=== Work to do ===
The entries below should be quoted exactly, with no pictures carried over.

Dataset items:
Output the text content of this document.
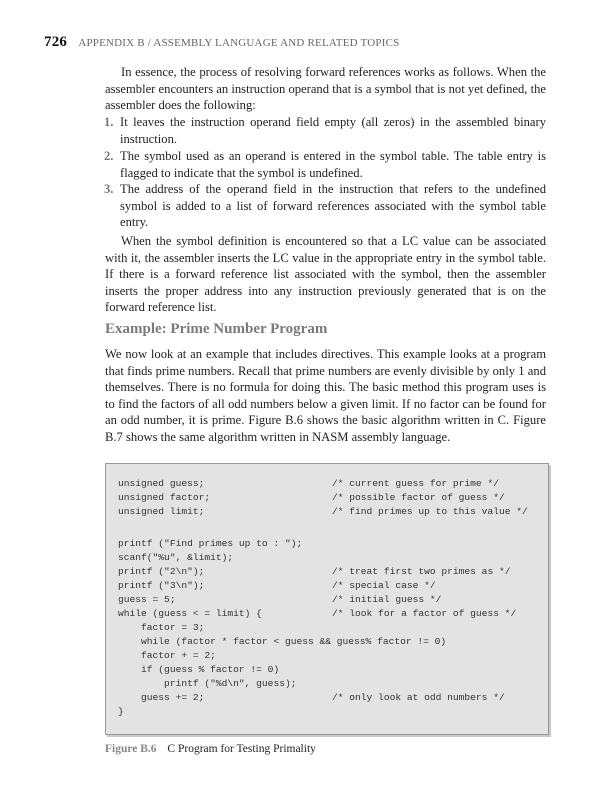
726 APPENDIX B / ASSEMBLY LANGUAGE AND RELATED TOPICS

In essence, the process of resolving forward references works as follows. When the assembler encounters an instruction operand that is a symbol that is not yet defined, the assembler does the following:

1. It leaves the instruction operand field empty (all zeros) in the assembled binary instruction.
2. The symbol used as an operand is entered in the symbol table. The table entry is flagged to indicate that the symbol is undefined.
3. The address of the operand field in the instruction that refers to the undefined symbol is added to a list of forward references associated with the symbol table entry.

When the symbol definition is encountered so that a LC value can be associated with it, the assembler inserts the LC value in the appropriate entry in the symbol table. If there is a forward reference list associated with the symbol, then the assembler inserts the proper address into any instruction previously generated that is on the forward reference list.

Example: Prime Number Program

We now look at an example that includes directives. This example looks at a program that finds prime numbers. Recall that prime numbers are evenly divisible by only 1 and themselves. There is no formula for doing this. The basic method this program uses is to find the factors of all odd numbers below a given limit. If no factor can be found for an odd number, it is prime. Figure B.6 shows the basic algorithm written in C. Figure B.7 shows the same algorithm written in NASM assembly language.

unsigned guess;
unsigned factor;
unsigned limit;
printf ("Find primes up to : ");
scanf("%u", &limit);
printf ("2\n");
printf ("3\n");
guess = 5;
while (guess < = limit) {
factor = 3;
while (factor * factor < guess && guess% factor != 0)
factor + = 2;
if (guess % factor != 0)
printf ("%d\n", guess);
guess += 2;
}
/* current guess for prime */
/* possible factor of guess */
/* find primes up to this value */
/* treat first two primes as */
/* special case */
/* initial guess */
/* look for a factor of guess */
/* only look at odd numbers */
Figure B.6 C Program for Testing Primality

=== Written solution ===
Output the text content of this document.
726 APPENDIX B / ASSEMBLY LANGUAGE AND RELATED TOPICS

In essence, the process of resolving forward references works as follows. When the assembler encounters an instruction operand that is a symbol that is not yet defined, the assembler does the following:

1. It leaves the instruction operand field empty (all zeros) in the assembled binary instruction.
2. The symbol used as an operand is entered in the symbol table. The table entry is flagged to indicate that the symbol is undefined.
3. The address of the operand field in the instruction that refers to the undefined symbol is added to a list of forward references associated with the symbol table entry.

When the symbol definition is encountered so that a LC value can be associated with it, the assembler inserts the LC value in the appropriate entry in the symbol table. If there is a forward reference list associated with the symbol, then the assembler inserts the proper address into any instruction previously generated that is on the forward reference list.

Example: Prime Number Program

We now look at an example that includes directives. This example looks at a program that finds prime numbers. Recall that prime numbers are evenly divisible by only 1 and themselves. There is no formula for doing this. The basic method this program uses is to find the factors of all odd numbers below a given limit. If no factor can be found for an odd number, it is prime. Figure B.6 shows the basic algorithm written in C. Figure B.7 shows the same algorithm written in NASM assembly language.

unsigned guess;
unsigned factor;
unsigned limit;
printf ("Find primes up to : ");
scanf("%u", &limit);
printf ("2\n");
printf ("3\n");
guess = 5;
while (guess < = limit) {
factor = 3;
while (factor * factor < guess && guess% factor != 0)
factor + = 2;
if (guess % factor != 0)
printf ("%d\n", guess);
guess += 2;
}
/* current guess for prime */
/* possible factor of guess */
/* find primes up to this value */
/* treat first two primes as */
/* special case */
/* initial guess */
/* look for a factor of guess */
/* only look at odd numbers */
Figure B.6 C Program for Testing Primality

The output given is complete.